> [What you will do] Output the material beneath exactly, leaving nothing out.

+ + +

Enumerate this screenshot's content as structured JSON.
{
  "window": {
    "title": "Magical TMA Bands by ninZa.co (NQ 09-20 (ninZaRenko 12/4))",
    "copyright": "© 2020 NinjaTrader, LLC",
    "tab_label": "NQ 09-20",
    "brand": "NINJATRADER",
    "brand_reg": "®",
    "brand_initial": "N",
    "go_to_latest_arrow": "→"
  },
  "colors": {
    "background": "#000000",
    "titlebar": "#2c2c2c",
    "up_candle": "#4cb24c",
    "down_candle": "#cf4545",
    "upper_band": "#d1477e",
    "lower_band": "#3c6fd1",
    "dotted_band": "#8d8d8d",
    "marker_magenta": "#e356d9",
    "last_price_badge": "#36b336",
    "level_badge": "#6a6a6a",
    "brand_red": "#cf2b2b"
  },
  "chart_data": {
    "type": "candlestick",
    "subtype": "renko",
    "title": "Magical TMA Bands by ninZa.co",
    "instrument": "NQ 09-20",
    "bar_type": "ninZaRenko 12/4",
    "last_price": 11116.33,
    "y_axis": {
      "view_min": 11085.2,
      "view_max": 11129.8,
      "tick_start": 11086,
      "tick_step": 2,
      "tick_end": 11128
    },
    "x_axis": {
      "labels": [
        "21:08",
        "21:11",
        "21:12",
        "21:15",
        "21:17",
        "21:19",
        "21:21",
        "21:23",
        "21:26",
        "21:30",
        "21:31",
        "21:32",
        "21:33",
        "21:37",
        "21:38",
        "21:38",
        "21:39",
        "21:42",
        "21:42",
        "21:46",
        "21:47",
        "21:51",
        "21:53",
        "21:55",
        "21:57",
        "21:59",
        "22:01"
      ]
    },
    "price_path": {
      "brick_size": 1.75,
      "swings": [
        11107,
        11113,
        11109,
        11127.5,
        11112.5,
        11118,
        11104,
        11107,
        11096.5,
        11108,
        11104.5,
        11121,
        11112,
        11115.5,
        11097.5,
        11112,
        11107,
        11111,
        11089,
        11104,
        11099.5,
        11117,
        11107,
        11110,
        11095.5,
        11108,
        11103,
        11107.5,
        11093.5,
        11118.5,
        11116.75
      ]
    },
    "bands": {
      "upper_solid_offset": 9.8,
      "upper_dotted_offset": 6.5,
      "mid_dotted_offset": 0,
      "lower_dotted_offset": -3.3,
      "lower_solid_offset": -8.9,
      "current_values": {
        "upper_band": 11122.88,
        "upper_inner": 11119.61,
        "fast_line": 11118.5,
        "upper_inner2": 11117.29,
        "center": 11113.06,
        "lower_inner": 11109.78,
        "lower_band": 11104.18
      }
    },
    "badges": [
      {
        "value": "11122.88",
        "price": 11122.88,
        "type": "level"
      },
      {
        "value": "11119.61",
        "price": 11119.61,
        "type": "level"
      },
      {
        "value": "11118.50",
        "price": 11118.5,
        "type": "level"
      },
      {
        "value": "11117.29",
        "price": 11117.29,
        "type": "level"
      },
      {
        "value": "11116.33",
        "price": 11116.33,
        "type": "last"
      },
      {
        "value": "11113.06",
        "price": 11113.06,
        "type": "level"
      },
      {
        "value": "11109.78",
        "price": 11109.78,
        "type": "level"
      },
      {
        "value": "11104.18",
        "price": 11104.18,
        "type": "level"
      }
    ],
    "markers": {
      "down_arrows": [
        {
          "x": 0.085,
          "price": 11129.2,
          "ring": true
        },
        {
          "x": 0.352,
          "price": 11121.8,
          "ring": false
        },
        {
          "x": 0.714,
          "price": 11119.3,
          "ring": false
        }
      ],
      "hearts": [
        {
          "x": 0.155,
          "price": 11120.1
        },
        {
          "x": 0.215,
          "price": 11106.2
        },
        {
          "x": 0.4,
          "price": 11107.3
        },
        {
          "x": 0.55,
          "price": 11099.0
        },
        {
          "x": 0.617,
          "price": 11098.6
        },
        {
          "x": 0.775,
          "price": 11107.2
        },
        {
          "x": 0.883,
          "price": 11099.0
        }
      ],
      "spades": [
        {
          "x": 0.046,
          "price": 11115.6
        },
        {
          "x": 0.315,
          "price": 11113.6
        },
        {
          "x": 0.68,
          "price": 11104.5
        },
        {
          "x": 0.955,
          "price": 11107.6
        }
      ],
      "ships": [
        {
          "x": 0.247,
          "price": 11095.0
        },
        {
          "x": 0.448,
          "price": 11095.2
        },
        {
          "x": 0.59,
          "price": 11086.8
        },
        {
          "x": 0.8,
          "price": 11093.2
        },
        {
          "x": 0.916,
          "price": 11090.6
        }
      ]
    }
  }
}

+ + +

> [Exercise result]
Enumerate this screenshot's content as structured JSON.
{
  "window": {
    "title": "Magical TMA Bands by ninZa.co (NQ 09-20 (ninZaRenko 12/4))",
    "copyright": "© 2020 NinjaTrader, LLC",
    "tab_label": "NQ 09-20",
    "brand": "NINJATRADER",
    "brand_reg": "®",
    "brand_initial": "N",
    "go_to_latest_arrow": "→"
  },
  "colors": {
    "background": "#000000",
    "titlebar": "#2c2c2c",
    "up_candle": "#4cb24c",
    "down_candle": "#cf4545",
    "upper_band": "#d1477e",
    "lower_band": "#3c6fd1",
    "dotted_band": "#8d8d8d",
    "marker_magenta": "#e356d9",
    "last_price_badge": "#36b336",
    "level_badge": "#6a6a6a",
    "brand_red": "#cf2b2b"
  },
  "chart_data": {
    "type": "candlestick",
    "subtype": "renko",
    "title": "Magical TMA Bands by ninZa.co",
    "instrument": "NQ 09-20",
    "bar_type": "ninZaRenko 12/4",
    "last_price": 11116.33,
    "y_axis": {
      "view_min": 11085.2,
      "view_max": 11129.8,
      "tick_start": 11086,
      "tick_step": 2,
      "tick_end": 11128
    },
    "x_axis": {
      "labels": [
        "21:08",
        "21:11",
        "21:12",
        "21:15",
        "21:17",
        "21:19",
        "21:21",
        "21:23",
        "21:26",
        "21:30",
        "21:31",
        "21:32",
        "21:33",
        "21:37",
        "21:38",
        "21:38",
        "21:39",
        "21:42",
        "21:42",
        "21:46",
        "21:47",
        "21:51",
        "21:53",
        "21:55",
        "21:57",
        "21:59",
        "22:01"
      ]
    },
    "price_path": {
      "brick_size": 1.75,
      "swings": [
        11107,
        11113,
        11109,
        11127.5,
        11112.5,
        11118,
        11104,
        11107,
        11096.5,
        11108,
        11104.5,
        11121,
        11112,
        11115.5,
        11097.5,
        11112,
        11107,
        11111,
        11089,
        11104,
        11099.5,
        11117,
        11107,
        11110,
        11095.5,
        11108,
        11103,
        11107.5,
        11093.5,
        11118.5,
        11116.75
      ]
    },
    "bands": {
      "upper_solid_offset": 9.8,
      "upper_dotted_offset": 6.5,
      "mid_dotted_offset": 0,
      "lower_dotted_offset": -3.3,
      "lower_solid_offset": -8.9,
      "current_values": {
        "upper_band": 11122.88,
        "upper_inner": 11119.61,
        "fast_line": 11118.5,
        "upper_inner2": 11117.29,
        "center": 11113.06,
        "lower_inner": 11109.78,
        "lower_band": 11104.18
      }
    },
    "badges": [
      {
        "value": "11122.88",
        "price": 11122.88,
        "type": "level"
      },
      {
        "value": "11119.61",
        "price": 11119.61,
        "type": "level"
      },
      {
        "value": "11118.50",
        "price": 11118.5,
        "type": "level"
      },
      {
        "value": "11117.29",
        "price": 11117.29,
        "type": "level"
      },
      {
        "value": "11116.33",
        "price": 11116.33,
        "type": "last"
      },
      {
        "value": "11113.06",
        "price": 11113.06,
        "type": "level"
      },
      {
        "value": "11109.78",
        "price": 11109.78,
        "type": "level"
      },
      {
        "value": "11104.18",
        "price": 11104.18,
        "type": "level"
      }
    ],
    "markers": {
      "down_arrows": [
        {
          "x": 0.085,
          "price": 11129.2,
          "ring": true
        },
        {
          "x": 0.352,
          "price": 11121.8,
          "ring": false
        },
        {
          "x": 0.714,
          "price": 11119.3,
          "ring": false
        }
      ],
      "hearts": [
        {
          "x": 0.155,
          "price": 11120.1
        },
        {
          "x": 0.215,
          "price": 11106.2
        },
        {
          "x": 0.4,
          "price": 11107.3
        },
        {
          "x": 0.55,
          "price": 11099.0
        },
        {
          "x": 0.617,
          "price": 11098.6
        },
        {
          "x": 0.775,
          "price": 11107.2
        },
        {
          "x": 0.883,
          "price": 11099.0
        }
      ],
      "spades": [
        {
          "x": 0.046,
          "price": 11115.6
        },
        {
          "x": 0.315,
          "price": 11113.6
        },
        {
          "x": 0.68,
          "price": 11104.5
        },
        {
          "x": 0.955,
          "price": 11107.6
        }
      ],
      "ships": [
        {
          "x": 0.247,
          "price": 11095.0
        },
        {
          "x": 0.448,
          "price": 11095.2
        },
        {
          "x": 0.59,
          "price": 11086.8
        },
        {
          "x": 0.8,
          "price": 11093.2
        },
        {
          "x": 0.916,
          "price": 11090.6
        }
      ]
    }
  }
}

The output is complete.